## Start Supplied passage
Dyer v. McCormick & Schmick's Seafood Restaurants, Inc.
264 F. Supp. 3d 208
| D.D.C. | 2017Background
- Plaintiff Brett F. Dyer worked as a Sous Chef at McCormick & Schmick’s (M&S), later acquired by Landry’s, from 2005–2013; he sought promotion to Executive Chef but never submitted formal online applications and received several progressively poor performance reviews and warnings.
- Dyer filed multiple EEO complaints (April 2011; April 25, 2013; May 31, 2013; June 8, 2013) alleging race discrimination and related problems; the D.C. Grill where he worked closed in May 2013 and M&S/Landry’s terminated Dyer instead of transferring him while transferring other on-site managers.
- After termination, Dyer pursued employment with Gordon Biersch, which extended then rescinded an offer in July 2013; defendants say the offer was withdrawn because Dyer misrepresented his employment history, while Dyer claims an anonymous/email reference from M&S/Landry’s called him a “troublemaker.”
- At summary judgment, defendants moved to dismiss (1) non-promotion claims, (2) termination claims, and (3) post-termination retaliation/reference claims; the court evaluated the credibility and admissibility of evidence and whether pretext could be inferred.
- Court concluded: grant summary judgment to M&S/Landry’s on non-promotion claims (§ 1981) and on the post-termination claims against M&S/Landry’s and Gordon Biersch; deny summary judgment to M&S/Landry’s on the discriminatory/retaliatory termination claim (DCHRA) because issues of pretext and temporal proximity to protected activity exist.
Issues
| Issue | Plaintiff's Argument | Defendant's Argument | Held |
|---|---|---|---|
| Whether failure to promote (May 2010–May 2013) was racially discriminatory under § 1981/DCHRA | Dyer: informal/repeated oral expressions of interest functioned as standing applications; promotions passed over him because of race | M&S: internal employees had to submit formal applications; even if considered, Dyer was unqualified based on repeated poor reviews and PIP | Court: Grant for defendants — genuine dispute over formal-application policy but undisputed, non-pretextual evidence of poor performance defeats claim; plaintiff must rebut all legitimate reasons |
| Whether termination at restaurant closure was discriminatory/retaliatory (DCHRA) | Dyer: termination followed closely after EEO complaint (April 2013) and other managers were transferred while he alone was fired — defendants’ stated lack-of-vacancy reason is pretextual | M&S/Landry’s: closure of the D.C. Grill necessitated decisions; there were no suitable Sous Chef vacancies to transfer Dyer into | Court: Deny summary judgment — a reasonable jury could find the asserted reason false and infer discrimination/retaliation, especially given timing and inconsistent explanations |
| Whether Gordon Biersch’s rescission of offer was retaliatory (DCHRA) | Dyer: Gordon Biersch received an anonymous email labeling him a “troublemaker” (sent by M&S/Landry’s) and rescinded offer because of his prior EEO complaints | Gordon Biersch: rescinded because Dyer misrepresented employment history; no evidence decisionmakers knew of his EEO complaints | Court: Grant for Gordon Biersch — plaintiff produced no admissible evidence that decisionmakers knew of his protected activity; anonymous email insufficient to prove knowledge |
| Whether M&S/Landry’s gave a false negative reference to Gordon Biersch (post-termination retaliation) | Dyer: M&S/Landry’s employees communicated negatively about him (via unnamed sources/email), inducing rescission | M&S/Landry’s: no admissible evidence of any company-authored negative reference; hearsay; no conspiracy shown | Court: Grant for M&S/Landry’s — key statements inadmissible hearsay and no admissible evidence links alleged communications to the company as an entity |
Key Cases Cited
- Celotex Corp. v. Catrett, 477 U.S. 317 (summary judgment burden-shifting framework)
## End Supplied passage
## Start Recorded information
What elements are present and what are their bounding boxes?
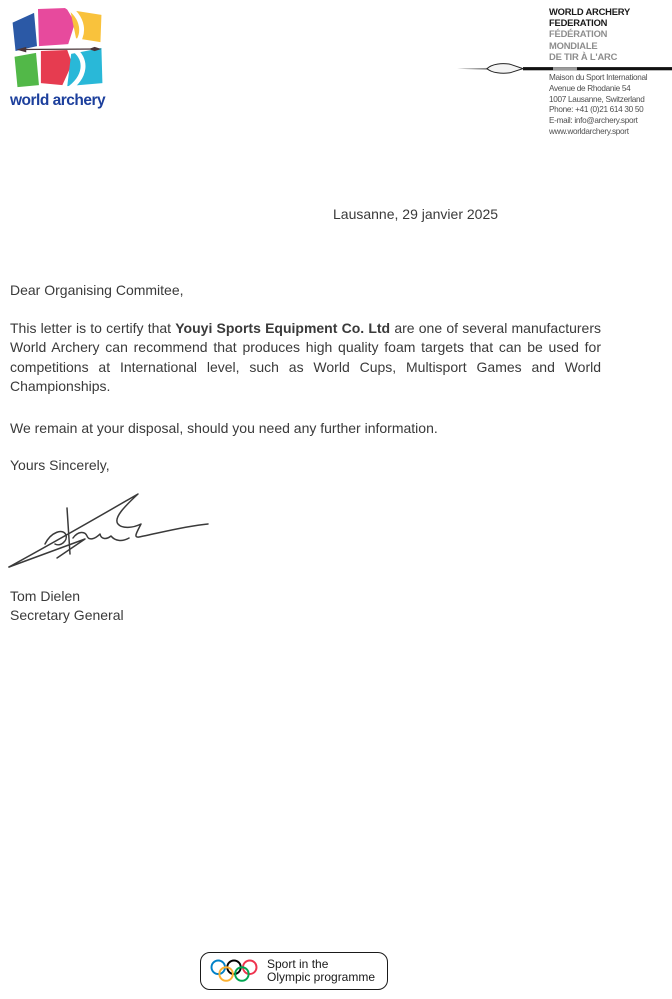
## End Recorded information
_Aim_: Continue the Dyer v. McCormick & Schmick's case summary from its last line.

_Answer below_:
- Anderson v. Liberty Lobby, 477 U.S. 242 (standard for genuine dispute of material fact at summary judgment)
- McDonnell Douglas Corp. v. Green, 411 U.S. 792 (burden-shifting framework for circumstantial discrimination/retaliation claims)
- Reeves v. Sanderson Plumbing Prods., Inc., 530 U.S. 133 (false employer explanation may allow jury to infer discriminatory intent)
- Brady v. Office of Sergeant at Arms, 520 F.3d 490 (court should decide ultimate question of pretext rather than prima facie case)
- Aka v. Washington Hosp. Ctr., 156 F.3d 1284 (plaintiff must show employer’s stated reason was not honestly held)
- DeJesus v. WP Co. LLC, 841 F.3d 527 (reasonableness of employer’s belief can bear on pretext)
- Jones v. Bernanke, 557 F.3d 670 (temporal proximity can support inference of retaliation)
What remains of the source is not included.